**Source data**
--*--

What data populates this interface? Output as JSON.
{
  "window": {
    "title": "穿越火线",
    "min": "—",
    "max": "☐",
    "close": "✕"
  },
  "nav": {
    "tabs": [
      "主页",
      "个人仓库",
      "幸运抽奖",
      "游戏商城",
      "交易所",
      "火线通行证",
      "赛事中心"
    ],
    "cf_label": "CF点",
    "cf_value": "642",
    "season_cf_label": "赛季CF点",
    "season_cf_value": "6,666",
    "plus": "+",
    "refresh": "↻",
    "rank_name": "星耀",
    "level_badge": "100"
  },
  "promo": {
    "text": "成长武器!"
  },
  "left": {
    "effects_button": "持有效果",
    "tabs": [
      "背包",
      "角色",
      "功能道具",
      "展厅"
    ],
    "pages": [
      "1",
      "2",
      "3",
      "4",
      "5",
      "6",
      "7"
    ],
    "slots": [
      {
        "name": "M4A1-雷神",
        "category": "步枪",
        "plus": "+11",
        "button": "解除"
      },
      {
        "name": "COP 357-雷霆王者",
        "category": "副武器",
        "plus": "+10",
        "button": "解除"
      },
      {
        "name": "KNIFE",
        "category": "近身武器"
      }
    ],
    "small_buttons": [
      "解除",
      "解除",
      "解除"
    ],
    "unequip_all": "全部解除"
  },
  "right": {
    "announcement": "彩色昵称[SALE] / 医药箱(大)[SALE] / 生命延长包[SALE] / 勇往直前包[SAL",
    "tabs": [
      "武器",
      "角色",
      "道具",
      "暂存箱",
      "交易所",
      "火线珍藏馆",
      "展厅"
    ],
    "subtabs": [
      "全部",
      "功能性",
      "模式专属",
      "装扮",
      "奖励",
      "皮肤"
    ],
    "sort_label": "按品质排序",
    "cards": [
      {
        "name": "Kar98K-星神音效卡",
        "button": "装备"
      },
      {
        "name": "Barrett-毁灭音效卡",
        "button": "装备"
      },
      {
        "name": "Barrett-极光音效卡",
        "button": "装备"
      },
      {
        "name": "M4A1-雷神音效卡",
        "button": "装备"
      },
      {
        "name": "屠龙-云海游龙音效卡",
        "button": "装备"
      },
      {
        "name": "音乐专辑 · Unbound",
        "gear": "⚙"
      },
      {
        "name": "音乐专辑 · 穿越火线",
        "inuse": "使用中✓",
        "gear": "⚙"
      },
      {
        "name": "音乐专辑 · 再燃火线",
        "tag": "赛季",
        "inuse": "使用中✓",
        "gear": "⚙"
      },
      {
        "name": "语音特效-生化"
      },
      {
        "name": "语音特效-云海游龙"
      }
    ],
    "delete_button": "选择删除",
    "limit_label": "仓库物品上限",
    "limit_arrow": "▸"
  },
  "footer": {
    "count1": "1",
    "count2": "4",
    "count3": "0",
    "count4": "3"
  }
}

--*--

**Exercise details**
Every line of the listing that holds "Barrett" should be found and copied.

**Solution to the problem**
        "name": "Barrett-毁灭音效卡",
        "name": "Barrett-极光音效卡",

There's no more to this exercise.